▸ **What you will do**:
Retype each entry below, keeping every character the same.

──────── Stored rows ────────

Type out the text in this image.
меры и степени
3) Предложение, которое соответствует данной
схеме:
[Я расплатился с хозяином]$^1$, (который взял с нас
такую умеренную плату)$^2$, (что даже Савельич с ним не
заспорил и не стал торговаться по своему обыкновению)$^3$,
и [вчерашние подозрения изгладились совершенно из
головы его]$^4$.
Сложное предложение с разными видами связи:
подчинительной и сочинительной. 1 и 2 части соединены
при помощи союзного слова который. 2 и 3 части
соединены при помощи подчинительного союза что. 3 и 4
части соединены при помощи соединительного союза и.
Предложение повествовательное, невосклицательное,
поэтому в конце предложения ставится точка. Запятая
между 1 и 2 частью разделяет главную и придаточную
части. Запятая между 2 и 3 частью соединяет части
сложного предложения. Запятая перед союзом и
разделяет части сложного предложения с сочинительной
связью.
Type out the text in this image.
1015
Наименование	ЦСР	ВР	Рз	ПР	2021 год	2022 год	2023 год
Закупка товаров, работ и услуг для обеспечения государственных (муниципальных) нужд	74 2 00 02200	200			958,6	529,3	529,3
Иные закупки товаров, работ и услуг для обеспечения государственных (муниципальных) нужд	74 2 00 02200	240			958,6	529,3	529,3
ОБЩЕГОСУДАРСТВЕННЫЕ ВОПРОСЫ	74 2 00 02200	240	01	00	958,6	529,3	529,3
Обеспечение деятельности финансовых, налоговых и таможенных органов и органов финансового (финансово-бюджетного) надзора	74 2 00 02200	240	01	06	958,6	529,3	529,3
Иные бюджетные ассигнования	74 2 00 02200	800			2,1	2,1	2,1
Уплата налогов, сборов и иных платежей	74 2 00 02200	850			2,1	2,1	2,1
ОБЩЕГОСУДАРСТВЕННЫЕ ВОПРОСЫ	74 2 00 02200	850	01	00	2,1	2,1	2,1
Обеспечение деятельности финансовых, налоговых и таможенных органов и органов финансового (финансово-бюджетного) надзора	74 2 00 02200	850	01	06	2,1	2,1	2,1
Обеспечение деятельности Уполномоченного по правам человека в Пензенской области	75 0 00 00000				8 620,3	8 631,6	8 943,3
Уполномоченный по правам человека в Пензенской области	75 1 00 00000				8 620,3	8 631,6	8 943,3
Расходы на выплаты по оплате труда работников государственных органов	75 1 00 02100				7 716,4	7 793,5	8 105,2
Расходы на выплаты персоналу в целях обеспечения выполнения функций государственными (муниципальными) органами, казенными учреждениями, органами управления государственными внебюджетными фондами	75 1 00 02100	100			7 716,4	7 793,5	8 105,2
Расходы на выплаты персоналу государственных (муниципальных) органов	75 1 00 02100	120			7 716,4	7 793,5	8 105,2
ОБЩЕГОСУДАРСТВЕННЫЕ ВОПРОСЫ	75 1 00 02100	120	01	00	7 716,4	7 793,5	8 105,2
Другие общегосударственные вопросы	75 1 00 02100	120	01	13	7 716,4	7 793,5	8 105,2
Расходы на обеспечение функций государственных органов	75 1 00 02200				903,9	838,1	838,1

────────

▸ **Finished task**:
Type out the text in this image.
меры и степени
3) Предложение, которое соответствует данной
схеме:
[Я расплатился с хозяином]$^1$, (который взял с нас
такую умеренную плату)$^2$, (что даже Савельич с ним не
заспорил и не стал торговаться по своему обыкновению)$^3$,
и [вчерашние подозрения изгладились совершенно из
головы его]$^4$.
Сложное предложение с разными видами связи:
подчинительной и сочинительной. 1 и 2 части соединены
при помощи союзного слова который. 2 и 3 части
соединены при помощи подчинительного союза что. 3 и 4
части соединены при помощи соединительного союза и.
Предложение повествовательное, невосклицательное,
поэтому в конце предложения ставится точка. Запятая
между 1 и 2 частью разделяет главную и придаточную
части. Запятая между 2 и 3 частью соединяет части
сложного предложения. Запятая перед союзом и
разделяет части сложного предложения с сочинительной
связью.
Type out the text in this image.
1015
Наименование	ЦСР	ВР	Рз	ПР	2021 год	2022 год	2023 год
Закупка товаров, работ и услуг для обеспечения государственных (муниципальных) нужд	74 2 00 02200	200			958,6	529,3	529,3
Иные закупки товаров, работ и услуг для обеспечения государственных (муниципальных) нужд	74 2 00 02200	240			958,6	529,3	529,3
ОБЩЕГОСУДАРСТВЕННЫЕ ВОПРОСЫ	74 2 00 02200	240	01	00	958,6	529,3	529,3
Обеспечение деятельности финансовых, налоговых и таможенных органов и органов финансового (финансово-бюджетного) надзора	74 2 00 02200	240	01	06	958,6	529,3	529,3
Иные бюджетные ассигнования	74 2 00 02200	800			2,1	2,1	2,1
Уплата налогов, сборов и иных платежей	74 2 00 02200	850			2,1	2,1	2,1
ОБЩЕГОСУДАРСТВЕННЫЕ ВОПРОСЫ	74 2 00 02200	850	01	00	2,1	2,1	2,1
Обеспечение деятельности финансовых, налоговых и таможенных органов и органов финансового (финансово-бюджетного) надзора	74 2 00 02200	850	01	06	2,1	2,1	2,1
Обеспечение деятельности Уполномоченного по правам человека в Пензенской области	75 0 00 00000				8 620,3	8 631,6	8 943,3
Уполномоченный по правам человека в Пензенской области	75 1 00 00000				8 620,3	8 631,6	8 943,3
Расходы на выплаты по оплате труда работников государственных органов	75 1 00 02100				7 716,4	7 793,5	8 105,2
Расходы на выплаты персоналу в целях обеспечения выполнения функций государственными (муниципальными) органами, казенными учреждениями, органами управления государственными внебюджетными фондами	75 1 00 02100	100			7 716,4	7 793,5	8 105,2
Расходы на выплаты персоналу государственных (муниципальных) органов	75 1 00 02100	120			7 716,4	7 793,5	8 105,2
ОБЩЕГОСУДАРСТВЕННЫЕ ВОПРОСЫ	75 1 00 02100	120	01	00	7 716,4	7 793,5	8 105,2
Другие общегосударственные вопросы	75 1 00 02100	120	01	13	7 716,4	7 793,5	8 105,2
Расходы на обеспечение функций государственных органов	75 1 00 02200				903,9	838,1	838,1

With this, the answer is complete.